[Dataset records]
· · · · ·
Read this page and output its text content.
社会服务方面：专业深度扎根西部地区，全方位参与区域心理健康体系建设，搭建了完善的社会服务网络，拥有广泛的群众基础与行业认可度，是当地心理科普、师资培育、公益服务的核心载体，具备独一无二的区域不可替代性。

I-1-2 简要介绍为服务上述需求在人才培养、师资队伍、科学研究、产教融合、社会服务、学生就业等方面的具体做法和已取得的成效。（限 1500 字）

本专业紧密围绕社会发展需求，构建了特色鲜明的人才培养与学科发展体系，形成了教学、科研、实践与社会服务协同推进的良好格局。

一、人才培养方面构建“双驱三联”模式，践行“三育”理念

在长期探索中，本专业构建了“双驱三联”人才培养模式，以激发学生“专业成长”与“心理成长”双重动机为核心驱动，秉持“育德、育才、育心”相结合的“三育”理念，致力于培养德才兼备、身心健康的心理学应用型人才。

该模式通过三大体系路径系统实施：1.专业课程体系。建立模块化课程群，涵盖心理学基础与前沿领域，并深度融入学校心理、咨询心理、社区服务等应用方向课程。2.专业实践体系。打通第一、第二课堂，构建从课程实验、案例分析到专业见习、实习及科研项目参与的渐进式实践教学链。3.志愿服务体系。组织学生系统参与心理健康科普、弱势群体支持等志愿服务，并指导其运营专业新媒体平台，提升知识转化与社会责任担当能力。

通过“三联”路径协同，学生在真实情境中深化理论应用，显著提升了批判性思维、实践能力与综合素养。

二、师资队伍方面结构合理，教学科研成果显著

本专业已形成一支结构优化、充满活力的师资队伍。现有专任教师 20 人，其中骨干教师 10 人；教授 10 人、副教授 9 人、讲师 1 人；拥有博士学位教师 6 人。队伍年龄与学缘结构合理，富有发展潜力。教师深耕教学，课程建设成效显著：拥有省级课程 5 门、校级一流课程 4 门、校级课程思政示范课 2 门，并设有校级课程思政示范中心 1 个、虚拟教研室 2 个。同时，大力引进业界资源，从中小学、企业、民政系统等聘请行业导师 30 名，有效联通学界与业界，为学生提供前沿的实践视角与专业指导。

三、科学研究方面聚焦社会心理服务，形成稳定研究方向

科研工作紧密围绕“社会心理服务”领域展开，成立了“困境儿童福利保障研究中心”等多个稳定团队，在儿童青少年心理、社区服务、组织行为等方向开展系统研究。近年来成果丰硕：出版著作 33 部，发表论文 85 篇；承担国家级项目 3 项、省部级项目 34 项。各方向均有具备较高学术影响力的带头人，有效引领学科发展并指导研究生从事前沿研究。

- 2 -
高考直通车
· · · · ·
* [Exercise requirements] Copy all data exactly, start to finish.

* [Result below]
Read this page and output its text content.
社会服务方面：专业深度扎根西部地区，全方位参与区域心理健康体系建设，搭建了完善的社会服务网络，拥有广泛的群众基础与行业认可度，是当地心理科普、师资培育、公益服务的核心载体，具备独一无二的区域不可替代性。

I-1-2 简要介绍为服务上述需求在人才培养、师资队伍、科学研究、产教融合、社会服务、学生就业等方面的具体做法和已取得的成效。（限 1500 字）

本专业紧密围绕社会发展需求，构建了特色鲜明的人才培养与学科发展体系，形成了教学、科研、实践与社会服务协同推进的良好格局。

一、人才培养方面构建“双驱三联”模式，践行“三育”理念

在长期探索中，本专业构建了“双驱三联”人才培养模式，以激发学生“专业成长”与“心理成长”双重动机为核心驱动，秉持“育德、育才、育心”相结合的“三育”理念，致力于培养德才兼备、身心健康的心理学应用型人才。

该模式通过三大体系路径系统实施：1.专业课程体系。建立模块化课程群，涵盖心理学基础与前沿领域，并深度融入学校心理、咨询心理、社区服务等应用方向课程。2.专业实践体系。打通第一、第二课堂，构建从课程实验、案例分析到专业见习、实习及科研项目参与的渐进式实践教学链。3.志愿服务体系。组织学生系统参与心理健康科普、弱势群体支持等志愿服务，并指导其运营专业新媒体平台，提升知识转化与社会责任担当能力。

通过“三联”路径协同，学生在真实情境中深化理论应用，显著提升了批判性思维、实践能力与综合素养。

二、师资队伍方面结构合理，教学科研成果显著

本专业已形成一支结构优化、充满活力的师资队伍。现有专任教师 20 人，其中骨干教师 10 人；教授 10 人、副教授 9 人、讲师 1 人；拥有博士学位教师 6 人。队伍年龄与学缘结构合理，富有发展潜力。教师深耕教学，课程建设成效显著：拥有省级课程 5 门、校级一流课程 4 门、校级课程思政示范课 2 门，并设有校级课程思政示范中心 1 个、虚拟教研室 2 个。同时，大力引进业界资源，从中小学、企业、民政系统等聘请行业导师 30 名，有效联通学界与业界，为学生提供前沿的实践视角与专业指导。

三、科学研究方面聚焦社会心理服务，形成稳定研究方向

科研工作紧密围绕“社会心理服务”领域展开，成立了“困境儿童福利保障研究中心”等多个稳定团队，在儿童青少年心理、社区服务、组织行为等方向开展系统研究。近年来成果丰硕：出版著作 33 部，发表论文 85 篇；承担国家级项目 3 项、省部级项目 34 项。各方向均有具备较高学术影响力的带头人，有效引领学科发展并指导研究生从事前沿研究。

- 2 -
高考直通车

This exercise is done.